→ **WHAT IS ASKED**: Transcribe every line of the listing below without any deviation.

→ **LISTED RECORDS**:
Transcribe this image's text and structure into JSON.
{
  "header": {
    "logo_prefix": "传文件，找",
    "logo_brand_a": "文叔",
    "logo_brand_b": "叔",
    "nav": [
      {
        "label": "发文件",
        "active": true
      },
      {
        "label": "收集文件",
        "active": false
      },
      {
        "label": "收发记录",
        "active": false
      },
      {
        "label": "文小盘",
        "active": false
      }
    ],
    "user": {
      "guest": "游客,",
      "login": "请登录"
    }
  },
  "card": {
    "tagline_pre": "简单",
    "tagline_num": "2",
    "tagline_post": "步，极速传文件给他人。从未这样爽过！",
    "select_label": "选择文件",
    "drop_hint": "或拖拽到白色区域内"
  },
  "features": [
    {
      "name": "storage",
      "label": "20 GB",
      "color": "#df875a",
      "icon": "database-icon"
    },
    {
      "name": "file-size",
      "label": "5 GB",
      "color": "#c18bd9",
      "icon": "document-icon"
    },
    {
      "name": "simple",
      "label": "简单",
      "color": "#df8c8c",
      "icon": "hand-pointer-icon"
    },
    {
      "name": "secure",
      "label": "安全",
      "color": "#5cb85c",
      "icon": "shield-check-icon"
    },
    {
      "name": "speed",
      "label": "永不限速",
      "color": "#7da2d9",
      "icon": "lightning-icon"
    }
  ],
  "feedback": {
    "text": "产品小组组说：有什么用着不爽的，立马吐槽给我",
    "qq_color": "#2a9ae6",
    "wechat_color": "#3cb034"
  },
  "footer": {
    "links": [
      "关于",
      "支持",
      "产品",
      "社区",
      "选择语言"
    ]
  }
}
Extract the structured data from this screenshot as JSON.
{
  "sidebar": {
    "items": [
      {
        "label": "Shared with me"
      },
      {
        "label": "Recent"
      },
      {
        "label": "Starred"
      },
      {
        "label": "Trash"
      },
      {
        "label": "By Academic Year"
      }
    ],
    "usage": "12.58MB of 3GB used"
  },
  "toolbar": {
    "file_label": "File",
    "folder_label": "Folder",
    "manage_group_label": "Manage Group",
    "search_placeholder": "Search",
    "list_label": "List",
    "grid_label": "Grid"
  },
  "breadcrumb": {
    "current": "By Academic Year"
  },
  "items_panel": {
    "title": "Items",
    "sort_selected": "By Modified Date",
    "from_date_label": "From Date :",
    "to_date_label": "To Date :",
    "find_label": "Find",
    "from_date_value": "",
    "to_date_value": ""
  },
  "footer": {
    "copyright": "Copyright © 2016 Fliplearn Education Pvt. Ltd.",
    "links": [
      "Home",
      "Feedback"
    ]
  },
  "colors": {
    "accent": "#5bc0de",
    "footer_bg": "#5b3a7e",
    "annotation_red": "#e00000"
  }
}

→ **THE COMPLETED TASK**:
Transcribe this image's text and structure into JSON.
{
  "header": {
    "logo_prefix": "传文件，找",
    "logo_brand_a": "文叔",
    "logo_brand_b": "叔",
    "nav": [
      {
        "label": "发文件",
        "active": true
      },
      {
        "label": "收集文件",
        "active": false
      },
      {
        "label": "收发记录",
        "active": false
      },
      {
        "label": "文小盘",
        "active": false
      }
    ],
    "user": {
      "guest": "游客,",
      "login": "请登录"
    }
  },
  "card": {
    "tagline_pre": "简单",
    "tagline_num": "2",
    "tagline_post": "步，极速传文件给他人。从未这样爽过！",
    "select_label": "选择文件",
    "drop_hint": "或拖拽到白色区域内"
  },
  "features": [
    {
      "name": "storage",
      "label": "20 GB",
      "color": "#df875a",
      "icon": "database-icon"
    },
    {
      "name": "file-size",
      "label": "5 GB",
      "color": "#c18bd9",
      "icon": "document-icon"
    },
    {
      "name": "simple",
      "label": "简单",
      "color": "#df8c8c",
      "icon": "hand-pointer-icon"
    },
    {
      "name": "secure",
      "label": "安全",
      "color": "#5cb85c",
      "icon": "shield-check-icon"
    },
    {
      "name": "speed",
      "label": "永不限速",
      "color": "#7da2d9",
      "icon": "lightning-icon"
    }
  ],
  "feedback": {
    "text": "产品小组组说：有什么用着不爽的，立马吐槽给我",
    "qq_color": "#2a9ae6",
    "wechat_color": "#3cb034"
  },
  "footer": {
    "links": [
      "关于",
      "支持",
      "产品",
      "社区",
      "选择语言"
    ]
  }
}
Extract the structured data from this screenshot as JSON.
{
  "sidebar": {
    "items": [
      {
        "label": "Shared with me"
      },
      {
        "label": "Recent"
      },
      {
        "label": "Starred"
      },
      {
        "label": "Trash"
      },
      {
        "label": "By Academic Year"
      }
    ],
    "usage": "12.58MB of 3GB used"
  },
  "toolbar": {
    "file_label": "File",
    "folder_label": "Folder",
    "manage_group_label": "Manage Group",
    "search_placeholder": "Search",
    "list_label": "List",
    "grid_label": "Grid"
  },
  "breadcrumb": {
    "current": "By Academic Year"
  },
  "items_panel": {
    "title": "Items",
    "sort_selected": "By Modified Date",
    "from_date_label": "From Date :",
    "to_date_label": "To Date :",
    "find_label": "Find",
    "from_date_value": "",
    "to_date_value": ""
  },
  "footer": {
    "copyright": "Copyright © 2016 Fliplearn Education Pvt. Ltd.",
    "links": [
      "Home",
      "Feedback"
    ]
  },
  "colors": {
    "accent": "#5bc0de",
    "footer_bg": "#5b3a7e",
    "annotation_red": "#e00000"
  }
}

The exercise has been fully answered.